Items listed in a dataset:
---
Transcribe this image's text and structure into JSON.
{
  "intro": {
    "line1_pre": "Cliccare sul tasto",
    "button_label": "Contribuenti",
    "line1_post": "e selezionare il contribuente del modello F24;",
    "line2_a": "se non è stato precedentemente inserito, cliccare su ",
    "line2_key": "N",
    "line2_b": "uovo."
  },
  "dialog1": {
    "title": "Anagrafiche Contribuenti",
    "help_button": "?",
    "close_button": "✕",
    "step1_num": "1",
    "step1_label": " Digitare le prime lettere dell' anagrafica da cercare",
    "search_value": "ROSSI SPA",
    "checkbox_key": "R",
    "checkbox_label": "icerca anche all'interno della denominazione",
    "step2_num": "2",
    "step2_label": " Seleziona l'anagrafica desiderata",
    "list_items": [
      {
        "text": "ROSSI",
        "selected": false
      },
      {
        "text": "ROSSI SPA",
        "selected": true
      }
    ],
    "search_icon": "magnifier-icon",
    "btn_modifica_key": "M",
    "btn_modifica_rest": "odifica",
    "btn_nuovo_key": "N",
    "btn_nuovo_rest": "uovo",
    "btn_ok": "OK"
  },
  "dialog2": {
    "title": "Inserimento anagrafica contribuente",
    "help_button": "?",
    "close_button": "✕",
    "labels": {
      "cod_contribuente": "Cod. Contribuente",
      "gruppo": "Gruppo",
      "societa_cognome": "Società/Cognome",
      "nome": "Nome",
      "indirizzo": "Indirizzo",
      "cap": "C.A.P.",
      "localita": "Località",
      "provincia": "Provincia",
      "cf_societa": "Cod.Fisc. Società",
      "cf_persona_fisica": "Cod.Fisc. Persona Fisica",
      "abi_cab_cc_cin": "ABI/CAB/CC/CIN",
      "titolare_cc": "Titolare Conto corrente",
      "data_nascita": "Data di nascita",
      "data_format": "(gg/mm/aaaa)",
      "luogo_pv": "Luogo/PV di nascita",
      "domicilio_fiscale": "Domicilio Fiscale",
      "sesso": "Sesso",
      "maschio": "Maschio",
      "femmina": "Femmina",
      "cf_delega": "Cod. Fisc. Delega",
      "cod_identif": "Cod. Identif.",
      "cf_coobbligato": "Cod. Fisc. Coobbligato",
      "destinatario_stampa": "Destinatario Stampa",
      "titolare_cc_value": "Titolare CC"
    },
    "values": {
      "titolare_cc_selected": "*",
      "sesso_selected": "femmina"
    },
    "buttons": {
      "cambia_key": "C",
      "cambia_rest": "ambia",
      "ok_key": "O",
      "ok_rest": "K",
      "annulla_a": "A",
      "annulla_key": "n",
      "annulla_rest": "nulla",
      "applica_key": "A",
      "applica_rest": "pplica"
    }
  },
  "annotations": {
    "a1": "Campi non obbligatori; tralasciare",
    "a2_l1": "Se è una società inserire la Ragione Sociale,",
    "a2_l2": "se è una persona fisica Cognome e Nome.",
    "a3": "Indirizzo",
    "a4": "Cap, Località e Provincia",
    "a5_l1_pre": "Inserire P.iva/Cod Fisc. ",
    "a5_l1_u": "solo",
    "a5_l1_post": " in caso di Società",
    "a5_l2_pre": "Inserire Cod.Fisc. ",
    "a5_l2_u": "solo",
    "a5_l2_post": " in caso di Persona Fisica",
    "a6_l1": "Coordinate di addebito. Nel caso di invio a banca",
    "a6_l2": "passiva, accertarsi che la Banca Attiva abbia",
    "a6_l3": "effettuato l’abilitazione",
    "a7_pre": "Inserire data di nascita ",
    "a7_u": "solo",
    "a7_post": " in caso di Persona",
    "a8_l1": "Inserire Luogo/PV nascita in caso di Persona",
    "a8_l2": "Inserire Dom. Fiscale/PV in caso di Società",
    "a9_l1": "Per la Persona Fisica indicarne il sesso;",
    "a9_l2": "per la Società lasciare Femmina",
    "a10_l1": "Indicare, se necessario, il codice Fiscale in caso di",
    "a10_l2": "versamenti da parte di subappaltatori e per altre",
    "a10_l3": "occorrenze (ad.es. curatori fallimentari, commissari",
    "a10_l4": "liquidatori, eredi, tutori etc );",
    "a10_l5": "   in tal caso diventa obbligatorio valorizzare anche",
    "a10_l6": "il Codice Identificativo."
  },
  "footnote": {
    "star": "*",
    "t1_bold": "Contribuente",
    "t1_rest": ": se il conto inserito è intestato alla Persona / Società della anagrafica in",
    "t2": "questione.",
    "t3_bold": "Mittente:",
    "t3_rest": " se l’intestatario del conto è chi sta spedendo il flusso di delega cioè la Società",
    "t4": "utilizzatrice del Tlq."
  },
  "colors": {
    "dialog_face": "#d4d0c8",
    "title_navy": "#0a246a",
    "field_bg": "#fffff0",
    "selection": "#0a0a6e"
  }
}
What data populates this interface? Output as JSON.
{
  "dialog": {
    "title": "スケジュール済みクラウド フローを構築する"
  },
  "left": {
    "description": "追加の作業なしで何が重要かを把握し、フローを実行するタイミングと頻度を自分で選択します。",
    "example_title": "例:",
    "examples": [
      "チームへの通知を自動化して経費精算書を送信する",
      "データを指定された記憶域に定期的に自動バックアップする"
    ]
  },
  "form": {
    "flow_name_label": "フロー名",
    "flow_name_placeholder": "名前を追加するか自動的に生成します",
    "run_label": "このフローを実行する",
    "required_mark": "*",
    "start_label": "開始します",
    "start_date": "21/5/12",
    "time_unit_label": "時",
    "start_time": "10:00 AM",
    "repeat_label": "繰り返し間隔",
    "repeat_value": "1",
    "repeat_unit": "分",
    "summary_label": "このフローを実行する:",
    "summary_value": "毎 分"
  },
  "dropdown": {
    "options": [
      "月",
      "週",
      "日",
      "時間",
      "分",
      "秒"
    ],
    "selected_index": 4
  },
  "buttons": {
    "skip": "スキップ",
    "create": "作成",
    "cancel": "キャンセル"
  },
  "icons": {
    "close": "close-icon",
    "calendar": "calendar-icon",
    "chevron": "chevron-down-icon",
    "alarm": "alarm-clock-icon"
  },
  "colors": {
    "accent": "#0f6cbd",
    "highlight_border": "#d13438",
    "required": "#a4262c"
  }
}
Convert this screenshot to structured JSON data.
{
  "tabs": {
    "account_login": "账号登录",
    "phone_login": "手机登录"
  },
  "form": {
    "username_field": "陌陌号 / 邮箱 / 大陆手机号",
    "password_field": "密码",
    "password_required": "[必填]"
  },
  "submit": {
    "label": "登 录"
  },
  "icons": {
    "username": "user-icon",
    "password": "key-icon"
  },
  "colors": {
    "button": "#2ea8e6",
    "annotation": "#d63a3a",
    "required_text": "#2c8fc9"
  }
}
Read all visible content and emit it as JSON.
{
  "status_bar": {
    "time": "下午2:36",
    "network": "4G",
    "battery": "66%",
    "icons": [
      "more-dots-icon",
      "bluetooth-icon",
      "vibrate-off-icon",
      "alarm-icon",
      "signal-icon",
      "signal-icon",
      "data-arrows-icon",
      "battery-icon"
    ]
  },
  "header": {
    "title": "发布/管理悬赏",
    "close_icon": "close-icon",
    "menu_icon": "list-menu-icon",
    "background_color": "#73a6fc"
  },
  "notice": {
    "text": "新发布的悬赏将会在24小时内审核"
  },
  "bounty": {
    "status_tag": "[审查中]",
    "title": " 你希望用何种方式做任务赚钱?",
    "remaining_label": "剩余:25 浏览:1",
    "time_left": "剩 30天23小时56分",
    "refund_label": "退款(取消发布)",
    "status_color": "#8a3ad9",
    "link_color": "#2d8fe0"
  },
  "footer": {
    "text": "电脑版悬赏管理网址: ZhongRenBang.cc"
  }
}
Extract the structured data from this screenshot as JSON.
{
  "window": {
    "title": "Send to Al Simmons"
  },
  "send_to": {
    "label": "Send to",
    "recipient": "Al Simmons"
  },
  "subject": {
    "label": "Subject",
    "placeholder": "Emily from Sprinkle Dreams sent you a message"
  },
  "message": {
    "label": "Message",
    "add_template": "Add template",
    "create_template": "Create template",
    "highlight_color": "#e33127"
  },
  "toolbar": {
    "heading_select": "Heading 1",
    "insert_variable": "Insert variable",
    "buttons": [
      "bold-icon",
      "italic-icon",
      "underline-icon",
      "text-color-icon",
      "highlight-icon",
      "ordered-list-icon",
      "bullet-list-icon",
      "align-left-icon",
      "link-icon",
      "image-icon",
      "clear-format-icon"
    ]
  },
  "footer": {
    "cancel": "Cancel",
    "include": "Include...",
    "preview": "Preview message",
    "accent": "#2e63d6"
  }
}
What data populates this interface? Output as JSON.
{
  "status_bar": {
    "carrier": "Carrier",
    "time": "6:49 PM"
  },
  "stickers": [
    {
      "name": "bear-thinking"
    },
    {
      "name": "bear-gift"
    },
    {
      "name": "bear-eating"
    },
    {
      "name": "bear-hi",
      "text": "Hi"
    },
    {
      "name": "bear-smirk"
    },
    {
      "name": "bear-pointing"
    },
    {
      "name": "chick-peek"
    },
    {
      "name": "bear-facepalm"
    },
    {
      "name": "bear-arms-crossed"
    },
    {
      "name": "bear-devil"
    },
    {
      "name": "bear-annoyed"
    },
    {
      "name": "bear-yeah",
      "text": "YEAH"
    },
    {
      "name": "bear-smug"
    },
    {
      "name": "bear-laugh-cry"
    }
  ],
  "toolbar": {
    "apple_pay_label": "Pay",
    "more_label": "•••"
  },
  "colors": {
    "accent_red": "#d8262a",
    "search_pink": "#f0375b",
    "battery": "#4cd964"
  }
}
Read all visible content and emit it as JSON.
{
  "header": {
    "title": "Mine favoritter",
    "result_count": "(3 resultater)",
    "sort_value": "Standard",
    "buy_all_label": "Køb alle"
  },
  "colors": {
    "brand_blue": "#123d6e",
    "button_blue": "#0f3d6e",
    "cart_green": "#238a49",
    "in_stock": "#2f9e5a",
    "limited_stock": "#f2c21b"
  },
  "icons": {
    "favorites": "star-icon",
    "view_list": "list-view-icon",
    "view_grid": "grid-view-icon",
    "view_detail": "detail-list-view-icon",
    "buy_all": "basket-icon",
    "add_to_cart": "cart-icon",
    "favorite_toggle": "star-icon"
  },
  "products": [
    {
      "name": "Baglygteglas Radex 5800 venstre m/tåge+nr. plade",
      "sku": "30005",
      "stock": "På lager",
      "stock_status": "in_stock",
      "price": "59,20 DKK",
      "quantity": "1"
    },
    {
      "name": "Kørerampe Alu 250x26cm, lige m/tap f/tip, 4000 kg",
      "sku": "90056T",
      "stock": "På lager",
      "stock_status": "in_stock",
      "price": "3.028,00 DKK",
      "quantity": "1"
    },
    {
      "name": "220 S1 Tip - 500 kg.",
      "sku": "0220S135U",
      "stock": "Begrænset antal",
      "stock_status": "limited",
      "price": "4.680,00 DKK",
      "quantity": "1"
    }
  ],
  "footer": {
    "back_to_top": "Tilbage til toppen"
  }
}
---
- GIVEN REQUEST
Locate the word "Simmons" in the records above, and return each line that has it.

- TASK RESULT
    "title": "Send to Al Simmons"
    "recipient": "Al Simmons"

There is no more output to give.